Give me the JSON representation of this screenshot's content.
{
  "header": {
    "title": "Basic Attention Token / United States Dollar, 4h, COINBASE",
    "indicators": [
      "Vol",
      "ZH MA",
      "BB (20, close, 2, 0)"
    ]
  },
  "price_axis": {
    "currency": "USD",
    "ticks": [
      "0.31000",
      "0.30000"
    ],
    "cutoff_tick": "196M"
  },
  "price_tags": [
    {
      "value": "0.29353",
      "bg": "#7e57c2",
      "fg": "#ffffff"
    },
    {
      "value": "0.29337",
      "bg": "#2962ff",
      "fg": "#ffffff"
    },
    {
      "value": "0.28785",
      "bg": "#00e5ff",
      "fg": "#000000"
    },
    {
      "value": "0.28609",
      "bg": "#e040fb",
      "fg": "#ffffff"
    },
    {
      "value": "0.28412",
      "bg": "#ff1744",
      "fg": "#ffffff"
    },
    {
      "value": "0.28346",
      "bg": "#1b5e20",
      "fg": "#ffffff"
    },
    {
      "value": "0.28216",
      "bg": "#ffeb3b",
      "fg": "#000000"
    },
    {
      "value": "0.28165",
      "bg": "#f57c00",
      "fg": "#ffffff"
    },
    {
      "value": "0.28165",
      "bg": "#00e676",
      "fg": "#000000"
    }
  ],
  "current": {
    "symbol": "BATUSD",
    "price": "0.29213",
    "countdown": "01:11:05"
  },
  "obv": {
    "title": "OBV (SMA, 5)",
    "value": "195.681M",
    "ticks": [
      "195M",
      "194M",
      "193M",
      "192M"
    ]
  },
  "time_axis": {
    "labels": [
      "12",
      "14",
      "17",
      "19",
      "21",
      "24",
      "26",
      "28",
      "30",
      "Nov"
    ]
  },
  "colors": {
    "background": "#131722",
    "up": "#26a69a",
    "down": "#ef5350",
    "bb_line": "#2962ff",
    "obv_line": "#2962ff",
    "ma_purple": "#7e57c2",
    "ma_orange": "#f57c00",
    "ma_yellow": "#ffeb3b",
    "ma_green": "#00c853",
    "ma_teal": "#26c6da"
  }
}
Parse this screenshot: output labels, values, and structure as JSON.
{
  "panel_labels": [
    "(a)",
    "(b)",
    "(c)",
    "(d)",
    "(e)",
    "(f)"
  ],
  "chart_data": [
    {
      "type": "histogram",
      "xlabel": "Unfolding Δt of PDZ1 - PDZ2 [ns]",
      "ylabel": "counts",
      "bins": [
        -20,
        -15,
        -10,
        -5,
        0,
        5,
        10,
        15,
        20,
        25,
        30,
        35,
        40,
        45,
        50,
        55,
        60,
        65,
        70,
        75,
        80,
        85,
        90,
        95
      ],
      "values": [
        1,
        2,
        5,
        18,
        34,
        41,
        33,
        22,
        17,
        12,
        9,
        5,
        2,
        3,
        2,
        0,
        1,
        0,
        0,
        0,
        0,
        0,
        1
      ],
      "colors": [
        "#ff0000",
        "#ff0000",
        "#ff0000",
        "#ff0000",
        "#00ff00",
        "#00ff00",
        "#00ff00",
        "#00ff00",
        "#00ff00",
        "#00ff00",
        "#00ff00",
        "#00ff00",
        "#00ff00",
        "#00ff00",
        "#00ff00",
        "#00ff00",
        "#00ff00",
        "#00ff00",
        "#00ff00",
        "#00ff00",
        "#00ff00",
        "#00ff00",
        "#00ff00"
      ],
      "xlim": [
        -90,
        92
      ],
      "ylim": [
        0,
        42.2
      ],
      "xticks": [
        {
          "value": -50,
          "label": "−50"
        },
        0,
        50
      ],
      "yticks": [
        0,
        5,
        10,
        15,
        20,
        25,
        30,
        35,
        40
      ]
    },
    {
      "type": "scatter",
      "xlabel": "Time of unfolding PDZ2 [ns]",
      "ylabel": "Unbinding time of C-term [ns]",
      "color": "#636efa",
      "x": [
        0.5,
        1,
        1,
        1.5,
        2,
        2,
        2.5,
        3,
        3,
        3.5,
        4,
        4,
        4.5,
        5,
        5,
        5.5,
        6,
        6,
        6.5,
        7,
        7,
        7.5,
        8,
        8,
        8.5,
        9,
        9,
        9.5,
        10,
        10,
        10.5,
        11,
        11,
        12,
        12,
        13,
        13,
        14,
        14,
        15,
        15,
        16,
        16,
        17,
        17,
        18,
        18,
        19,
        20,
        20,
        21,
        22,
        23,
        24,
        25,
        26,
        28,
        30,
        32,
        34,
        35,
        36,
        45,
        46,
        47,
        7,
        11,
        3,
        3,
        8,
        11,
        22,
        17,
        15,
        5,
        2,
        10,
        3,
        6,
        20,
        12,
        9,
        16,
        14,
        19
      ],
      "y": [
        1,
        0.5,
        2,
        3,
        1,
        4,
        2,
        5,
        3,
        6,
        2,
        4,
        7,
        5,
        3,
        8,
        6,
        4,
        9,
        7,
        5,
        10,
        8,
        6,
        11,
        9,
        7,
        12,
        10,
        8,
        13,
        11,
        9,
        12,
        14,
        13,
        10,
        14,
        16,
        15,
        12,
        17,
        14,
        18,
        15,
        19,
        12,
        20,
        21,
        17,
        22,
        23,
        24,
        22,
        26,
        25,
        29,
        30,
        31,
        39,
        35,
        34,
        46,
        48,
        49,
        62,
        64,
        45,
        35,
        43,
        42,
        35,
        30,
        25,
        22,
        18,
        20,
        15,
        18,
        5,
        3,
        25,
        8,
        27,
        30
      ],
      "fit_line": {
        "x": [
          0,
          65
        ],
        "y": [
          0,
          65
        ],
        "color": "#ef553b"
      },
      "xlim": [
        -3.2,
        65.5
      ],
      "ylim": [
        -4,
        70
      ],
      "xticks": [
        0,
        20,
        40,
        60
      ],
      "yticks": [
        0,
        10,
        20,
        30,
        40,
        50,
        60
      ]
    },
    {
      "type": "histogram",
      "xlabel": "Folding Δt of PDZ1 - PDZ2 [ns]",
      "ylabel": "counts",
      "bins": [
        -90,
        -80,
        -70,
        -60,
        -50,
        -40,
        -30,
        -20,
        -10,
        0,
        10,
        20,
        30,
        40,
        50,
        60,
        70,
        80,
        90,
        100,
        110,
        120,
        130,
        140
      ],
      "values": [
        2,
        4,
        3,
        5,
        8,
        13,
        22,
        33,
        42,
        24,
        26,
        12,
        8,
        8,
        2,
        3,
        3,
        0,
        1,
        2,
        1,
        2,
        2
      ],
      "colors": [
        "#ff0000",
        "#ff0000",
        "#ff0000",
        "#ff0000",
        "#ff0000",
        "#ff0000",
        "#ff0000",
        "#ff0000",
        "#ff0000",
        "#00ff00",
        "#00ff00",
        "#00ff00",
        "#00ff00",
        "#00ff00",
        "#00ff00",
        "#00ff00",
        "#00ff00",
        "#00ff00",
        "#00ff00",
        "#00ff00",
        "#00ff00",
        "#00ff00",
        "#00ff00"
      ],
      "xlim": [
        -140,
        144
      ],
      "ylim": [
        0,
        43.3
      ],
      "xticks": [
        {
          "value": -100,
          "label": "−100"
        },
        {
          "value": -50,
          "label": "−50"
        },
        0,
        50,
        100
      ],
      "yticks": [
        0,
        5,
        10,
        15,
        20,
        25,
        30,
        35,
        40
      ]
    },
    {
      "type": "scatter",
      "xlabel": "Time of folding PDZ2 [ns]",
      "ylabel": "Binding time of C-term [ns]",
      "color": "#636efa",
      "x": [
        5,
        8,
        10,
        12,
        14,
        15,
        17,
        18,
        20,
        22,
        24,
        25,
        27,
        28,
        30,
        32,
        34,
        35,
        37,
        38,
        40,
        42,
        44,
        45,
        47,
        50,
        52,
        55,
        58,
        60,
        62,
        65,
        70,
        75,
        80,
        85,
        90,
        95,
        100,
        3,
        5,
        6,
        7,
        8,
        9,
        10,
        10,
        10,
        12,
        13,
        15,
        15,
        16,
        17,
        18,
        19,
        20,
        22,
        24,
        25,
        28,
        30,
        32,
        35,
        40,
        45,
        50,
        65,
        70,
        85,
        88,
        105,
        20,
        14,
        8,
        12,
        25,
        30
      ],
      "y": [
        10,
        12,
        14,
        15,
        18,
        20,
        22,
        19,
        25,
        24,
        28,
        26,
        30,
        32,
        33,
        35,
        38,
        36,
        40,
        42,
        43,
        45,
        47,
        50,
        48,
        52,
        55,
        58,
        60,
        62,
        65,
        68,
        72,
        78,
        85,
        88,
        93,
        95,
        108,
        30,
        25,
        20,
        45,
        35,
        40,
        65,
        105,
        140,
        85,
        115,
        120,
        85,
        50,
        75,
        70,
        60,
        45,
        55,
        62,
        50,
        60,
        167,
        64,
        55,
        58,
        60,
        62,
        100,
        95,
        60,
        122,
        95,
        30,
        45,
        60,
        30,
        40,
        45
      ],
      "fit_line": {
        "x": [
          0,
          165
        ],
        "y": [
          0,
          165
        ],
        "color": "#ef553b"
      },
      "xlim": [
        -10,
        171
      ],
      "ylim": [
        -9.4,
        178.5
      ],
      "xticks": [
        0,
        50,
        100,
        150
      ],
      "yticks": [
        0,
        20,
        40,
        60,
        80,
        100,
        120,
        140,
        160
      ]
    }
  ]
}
=====
Work to complete: Across the material above, how many lines include the string "this"? Only the number is wanted.

Response to the task: 2